* **Entries provided**

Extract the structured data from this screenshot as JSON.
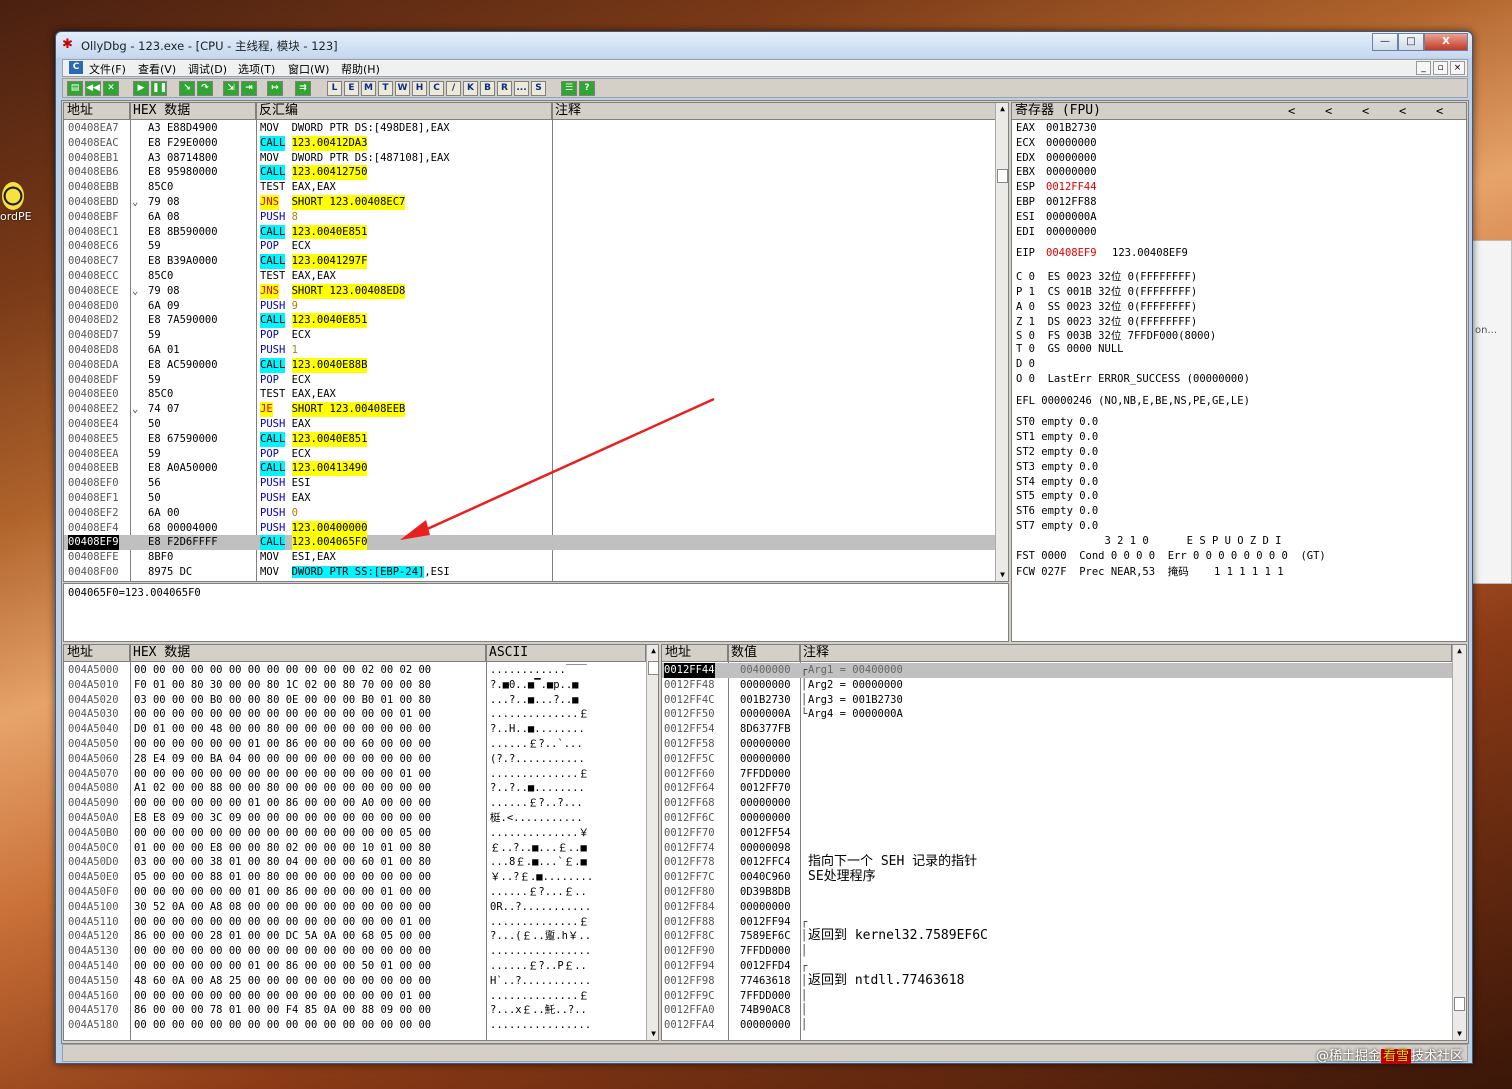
{
  "desktop": {
    "icon_label": "ordPE",
    "right_window_text": "on..."
  },
  "window": {
    "title": "OllyDbg - 123.exe - [CPU - 主线程, 模块 - 123]",
    "btn_min": "—",
    "btn_max": "□",
    "btn_close": "X"
  },
  "menu": {
    "items": [
      "文件(F)",
      "查看(V)",
      "调试(D)",
      "选项(T)",
      "窗口(W)",
      "帮助(H)"
    ]
  },
  "toolbar": {
    "letters": [
      "L",
      "E",
      "M",
      "T",
      "W",
      "H",
      "C",
      "/",
      "K",
      "B",
      "R",
      "...",
      "S"
    ]
  },
  "disasm": {
    "headers": {
      "addr": "地址",
      "hex": "HEX 数据",
      "asm": "反汇编",
      "comment": "注释"
    },
    "rows": [
      {
        "addr": "00408EA7",
        "mark": "",
        "hex": "A3 E88D4900",
        "op": "MOV",
        "arg": "DWORD PTR DS:[498DE8],EAX",
        "type": "mov"
      },
      {
        "addr": "00408EAC",
        "mark": "",
        "hex": "E8 F29E0000",
        "op": "CALL",
        "arg": "123.00412DA3",
        "type": "call"
      },
      {
        "addr": "00408EB1",
        "mark": "",
        "hex": "A3 08714800",
        "op": "MOV",
        "arg": "DWORD PTR DS:[487108],EAX",
        "type": "mov"
      },
      {
        "addr": "00408EB6",
        "mark": "",
        "hex": "E8 95980000",
        "op": "CALL",
        "arg": "123.00412750",
        "type": "call"
      },
      {
        "addr": "00408EBB",
        "mark": "",
        "hex": "85C0",
        "op": "TEST",
        "arg": "EAX,EAX",
        "type": "plain"
      },
      {
        "addr": "00408EBD",
        "mark": "⌄",
        "hex": "79 08",
        "op": "JNS",
        "arg": "SHORT 123.00408EC7",
        "type": "jmp"
      },
      {
        "addr": "00408EBF",
        "mark": "",
        "hex": "6A 08",
        "op": "PUSH",
        "arg": "8",
        "type": "push"
      },
      {
        "addr": "00408EC1",
        "mark": "",
        "hex": "E8 8B590000",
        "op": "CALL",
        "arg": "123.0040E851",
        "type": "call"
      },
      {
        "addr": "00408EC6",
        "mark": "",
        "hex": "59",
        "op": "POP",
        "arg": "ECX",
        "type": "pop"
      },
      {
        "addr": "00408EC7",
        "mark": "",
        "hex": "E8 B39A0000",
        "op": "CALL",
        "arg": "123.0041297F",
        "type": "call"
      },
      {
        "addr": "00408ECC",
        "mark": "",
        "hex": "85C0",
        "op": "TEST",
        "arg": "EAX,EAX",
        "type": "plain"
      },
      {
        "addr": "00408ECE",
        "mark": "⌄",
        "hex": "79 08",
        "op": "JNS",
        "arg": "SHORT 123.00408ED8",
        "type": "jmp"
      },
      {
        "addr": "00408ED0",
        "mark": "",
        "hex": "6A 09",
        "op": "PUSH",
        "arg": "9",
        "type": "push"
      },
      {
        "addr": "00408ED2",
        "mark": "",
        "hex": "E8 7A590000",
        "op": "CALL",
        "arg": "123.0040E851",
        "type": "call"
      },
      {
        "addr": "00408ED7",
        "mark": "",
        "hex": "59",
        "op": "POP",
        "arg": "ECX",
        "type": "pop"
      },
      {
        "addr": "00408ED8",
        "mark": "",
        "hex": "6A 01",
        "op": "PUSH",
        "arg": "1",
        "type": "push"
      },
      {
        "addr": "00408EDA",
        "mark": "",
        "hex": "E8 AC590000",
        "op": "CALL",
        "arg": "123.0040E88B",
        "type": "call"
      },
      {
        "addr": "00408EDF",
        "mark": "",
        "hex": "59",
        "op": "POP",
        "arg": "ECX",
        "type": "pop"
      },
      {
        "addr": "00408EE0",
        "mark": "",
        "hex": "85C0",
        "op": "TEST",
        "arg": "EAX,EAX",
        "type": "plain"
      },
      {
        "addr": "00408EE2",
        "mark": "⌄",
        "hex": "74 07",
        "op": "JE",
        "arg": "SHORT 123.00408EEB",
        "type": "jmp"
      },
      {
        "addr": "00408EE4",
        "mark": "",
        "hex": "50",
        "op": "PUSH",
        "arg": "EAX",
        "type": "pushreg"
      },
      {
        "addr": "00408EE5",
        "mark": "",
        "hex": "E8 67590000",
        "op": "CALL",
        "arg": "123.0040E851",
        "type": "call"
      },
      {
        "addr": "00408EEA",
        "mark": "",
        "hex": "59",
        "op": "POP",
        "arg": "ECX",
        "type": "pop"
      },
      {
        "addr": "00408EEB",
        "mark": "",
        "hex": "E8 A0A50000",
        "op": "CALL",
        "arg": "123.00413490",
        "type": "call"
      },
      {
        "addr": "00408EF0",
        "mark": "",
        "hex": "56",
        "op": "PUSH",
        "arg": "ESI",
        "type": "pushreg"
      },
      {
        "addr": "00408EF1",
        "mark": "",
        "hex": "50",
        "op": "PUSH",
        "arg": "EAX",
        "type": "pushreg"
      },
      {
        "addr": "00408EF2",
        "mark": "",
        "hex": "6A 00",
        "op": "PUSH",
        "arg": "0",
        "type": "push"
      },
      {
        "addr": "00408EF4",
        "mark": "",
        "hex": "68 00004000",
        "op": "PUSH",
        "arg": "123.00400000",
        "type": "pushaddr"
      },
      {
        "addr": "00408EF9",
        "mark": "",
        "hex": "E8 F2D6FFFF",
        "op": "CALL",
        "arg": "123.004065F0",
        "type": "call",
        "current": true
      },
      {
        "addr": "00408EFE",
        "mark": "",
        "hex": "8BF0",
        "op": "MOV",
        "arg": "ESI,EAX",
        "type": "plain"
      },
      {
        "addr": "00408F00",
        "mark": "",
        "hex": "8975 DC",
        "op": "MOV",
        "arg": "DWORD PTR SS:[EBP-24],ESI",
        "type": "movss"
      }
    ],
    "info": "004065F0=123.004065F0"
  },
  "registers": {
    "title": "寄存器 (FPU)",
    "nav": [
      "<",
      "<",
      "<",
      "<",
      "<"
    ],
    "gp": [
      {
        "name": "EAX",
        "val": "001B2730",
        "red": false
      },
      {
        "name": "ECX",
        "val": "00000000",
        "red": false
      },
      {
        "name": "EDX",
        "val": "00000000",
        "red": false
      },
      {
        "name": "EBX",
        "val": "00000000",
        "red": false
      },
      {
        "name": "ESP",
        "val": "0012FF44",
        "red": true
      },
      {
        "name": "EBP",
        "val": "0012FF88",
        "red": false
      },
      {
        "name": "ESI",
        "val": "0000000A",
        "red": false
      },
      {
        "name": "EDI",
        "val": "00000000",
        "red": false
      }
    ],
    "eip": {
      "name": "EIP",
      "val": "00408EF9",
      "extra": "123.00408EF9"
    },
    "flags": [
      "C 0  ES 0023 32位 0(FFFFFFFF)",
      "P 1  CS 001B 32位 0(FFFFFFFF)",
      "A 0  SS 0023 32位 0(FFFFFFFF)",
      "Z 1  DS 0023 32位 0(FFFFFFFF)",
      "S 0  FS 003B 32位 7FFDF000(8000)",
      "T 0  GS 0000 NULL",
      "D 0",
      "O 0  LastErr ERROR_SUCCESS (00000000)"
    ],
    "efl": "EFL 00000246 (NO,NB,E,BE,NS,PE,GE,LE)",
    "fpu": [
      "ST0 empty 0.0",
      "ST1 empty 0.0",
      "ST2 empty 0.0",
      "ST3 empty 0.0",
      "ST4 empty 0.0",
      "ST5 empty 0.0",
      "ST6 empty 0.0",
      "ST7 empty 0.0"
    ],
    "fpu_bits": "              3 2 1 0      E S P U O Z D I",
    "fst": "FST 0000  Cond 0 0 0 0  Err 0 0 0 0 0 0 0 0  (GT)",
    "fcw": "FCW 027F  Prec NEAR,53  掩码    1 1 1 1 1 1"
  },
  "dump": {
    "headers": {
      "addr": "地址",
      "hex": "HEX 数据",
      "ascii": "ASCII"
    },
    "rows": [
      {
        "addr": "004A5000",
        "hex": "00 00 00 00 00 00 00 00 00 00 00 00 02 00 02 00",
        "ascii": "............￣￣"
      },
      {
        "addr": "004A5010",
        "hex": "F0 01 00 80 30 00 00 80 1C 02 00 80 70 00 00 80",
        "ascii": "?.■0..■▔.■p..■"
      },
      {
        "addr": "004A5020",
        "hex": "03 00 00 00 B0 00 00 80 0E 00 00 00 B0 01 00 80",
        "ascii": "...?..■...?..■"
      },
      {
        "addr": "004A5030",
        "hex": "00 00 00 00 00 00 00 00 00 00 00 00 00 00 01 00",
        "ascii": "..............￡"
      },
      {
        "addr": "004A5040",
        "hex": "D0 01 00 00 48 00 00 80 00 00 00 00 00 00 00 00",
        "ascii": "?..H..■........"
      },
      {
        "addr": "004A5050",
        "hex": "00 00 00 00 00 00 01 00 86 00 00 00 60 00 00 00",
        "ascii": "......￡?..`..."
      },
      {
        "addr": "004A5060",
        "hex": "28 E4 09 00 BA 04 00 00 00 00 00 00 00 00 00 00",
        "ascii": "(?.?..........."
      },
      {
        "addr": "004A5070",
        "hex": "00 00 00 00 00 00 00 00 00 00 00 00 00 00 01 00",
        "ascii": "..............￡"
      },
      {
        "addr": "004A5080",
        "hex": "A1 02 00 00 88 00 00 80 00 00 00 00 00 00 00 00",
        "ascii": "?..?..■........"
      },
      {
        "addr": "004A5090",
        "hex": "00 00 00 00 00 00 01 00 86 00 00 00 A0 00 00 00",
        "ascii": "......￡?..?..."
      },
      {
        "addr": "004A50A0",
        "hex": "E8 E8 09 00 3C 09 00 00 00 00 00 00 00 00 00 00",
        "ascii": "梃.<..........."
      },
      {
        "addr": "004A50B0",
        "hex": "00 00 00 00 00 00 00 00 00 00 00 00 00 00 05 00",
        "ascii": "..............￥"
      },
      {
        "addr": "004A50C0",
        "hex": "01 00 00 00 E8 00 00 80 02 00 00 00 10 01 00 80",
        "ascii": "￡..?..■...￡..■"
      },
      {
        "addr": "004A50D0",
        "hex": "03 00 00 00 38 01 00 80 04 00 00 00 60 01 00 80",
        "ascii": "...8￡.■...`￡.■"
      },
      {
        "addr": "004A50E0",
        "hex": "05 00 00 00 88 01 00 80 00 00 00 00 00 00 00 00",
        "ascii": "￥..?￡.■........"
      },
      {
        "addr": "004A50F0",
        "hex": "00 00 00 00 00 00 01 00 86 00 00 00 00 01 00 00",
        "ascii": "......￡?...￡.."
      },
      {
        "addr": "004A5100",
        "hex": "30 52 0A 00 A8 08 00 00 00 00 00 00 00 00 00 00",
        "ascii": "0R..?..........."
      },
      {
        "addr": "004A5110",
        "hex": "00 00 00 00 00 00 00 00 00 00 00 00 00 00 01 00",
        "ascii": "..............￡"
      },
      {
        "addr": "004A5120",
        "hex": "86 00 00 00 28 01 00 00 DC 5A 0A 00 68 05 00 00",
        "ascii": "?...(￡..躗.h￥.."
      },
      {
        "addr": "004A5130",
        "hex": "00 00 00 00 00 00 00 00 00 00 00 00 00 00 00 00",
        "ascii": "................"
      },
      {
        "addr": "004A5140",
        "hex": "00 00 00 00 00 00 01 00 86 00 00 00 50 01 00 00",
        "ascii": "......￡?..P￡.."
      },
      {
        "addr": "004A5150",
        "hex": "48 60 0A 00 A8 25 00 00 00 00 00 00 00 00 00 00",
        "ascii": "H`..?..........."
      },
      {
        "addr": "004A5160",
        "hex": "00 00 00 00 00 00 00 00 00 00 00 00 00 00 01 00",
        "ascii": "..............￡"
      },
      {
        "addr": "004A5170",
        "hex": "86 00 00 00 78 01 00 00 F4 85 0A 00 88 09 00 00",
        "ascii": "?...x￡..魠..?.."
      },
      {
        "addr": "004A5180",
        "hex": "00 00 00 00 00 00 00 00 00 00 00 00 00 00 00 00",
        "ascii": "................"
      }
    ]
  },
  "stack": {
    "headers": {
      "addr": "地址",
      "val": "数值",
      "comment": "注释"
    },
    "rows": [
      {
        "addr": "0012FF44",
        "val": "00400000",
        "brace": "┌",
        "comment": "Arg1 = 00400000",
        "current": true
      },
      {
        "addr": "0012FF48",
        "val": "00000000",
        "brace": "│",
        "comment": "Arg2 = 00000000"
      },
      {
        "addr": "0012FF4C",
        "val": "001B2730",
        "brace": "│",
        "comment": "Arg3 = 001B2730"
      },
      {
        "addr": "0012FF50",
        "val": "0000000A",
        "brace": "└",
        "comment": "Arg4 = 0000000A"
      },
      {
        "addr": "0012FF54",
        "val": "8D6377FB",
        "brace": "",
        "comment": ""
      },
      {
        "addr": "0012FF58",
        "val": "00000000",
        "brace": "",
        "comment": ""
      },
      {
        "addr": "0012FF5C",
        "val": "00000000",
        "brace": "",
        "comment": ""
      },
      {
        "addr": "0012FF60",
        "val": "7FFDD000",
        "brace": "",
        "comment": ""
      },
      {
        "addr": "0012FF64",
        "val": "0012FF70",
        "brace": "",
        "comment": ""
      },
      {
        "addr": "0012FF68",
        "val": "00000000",
        "brace": "",
        "comment": ""
      },
      {
        "addr": "0012FF6C",
        "val": "00000000",
        "brace": "",
        "comment": ""
      },
      {
        "addr": "0012FF70",
        "val": "0012FF54",
        "brace": "",
        "comment": ""
      },
      {
        "addr": "0012FF74",
        "val": "00000098",
        "brace": "",
        "comment": ""
      },
      {
        "addr": "0012FF78",
        "val": "0012FFC4",
        "brace": "",
        "comment": "指向下一个 SEH 记录的指针"
      },
      {
        "addr": "0012FF7C",
        "val": "0040C960",
        "brace": "",
        "comment": "SE处理程序"
      },
      {
        "addr": "0012FF80",
        "val": "0D39B8DB",
        "brace": "",
        "comment": ""
      },
      {
        "addr": "0012FF84",
        "val": "00000000",
        "brace": "",
        "comment": ""
      },
      {
        "addr": "0012FF88",
        "val": "0012FF94",
        "brace": "┌",
        "comment": ""
      },
      {
        "addr": "0012FF8C",
        "val": "7589EF6C",
        "brace": "│",
        "comment": "返回到 kernel32.7589EF6C"
      },
      {
        "addr": "0012FF90",
        "val": "7FFDD000",
        "brace": "│",
        "comment": ""
      },
      {
        "addr": "0012FF94",
        "val": "0012FFD4",
        "brace": "┌",
        "comment": ""
      },
      {
        "addr": "0012FF98",
        "val": "77463618",
        "brace": "│",
        "comment": "返回到 ntdll.77463618"
      },
      {
        "addr": "0012FF9C",
        "val": "7FFDD000",
        "brace": "│",
        "comment": ""
      },
      {
        "addr": "0012FFA0",
        "val": "74B90AC8",
        "brace": "│",
        "comment": ""
      },
      {
        "addr": "0012FFA4",
        "val": "00000000",
        "brace": "│",
        "comment": ""
      }
    ]
  },
  "watermark": {
    "prefix": "@稀土掘金",
    "badge": "看雪",
    "suffix": "技术社区"
  }
}
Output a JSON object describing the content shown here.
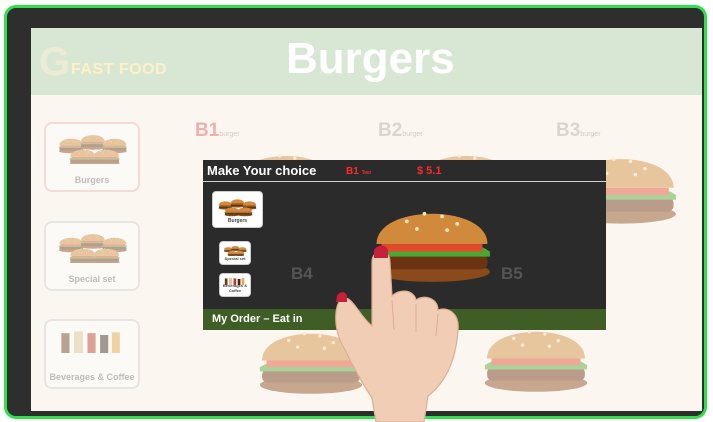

* **Exercise**
Extract every line from the records above that contains the word "FFFFFFFF".

* **The completed task**
      "C 0  ES 0023 32位 0(FFFFFFFF)",
      "P 1  CS 001B 32位 0(FFFFFFFF)",
      "A 0  SS 0023 32位 0(FFFFFFFF)",
      "Z 1  DS 0023 32位 0(FFFFFFFF)",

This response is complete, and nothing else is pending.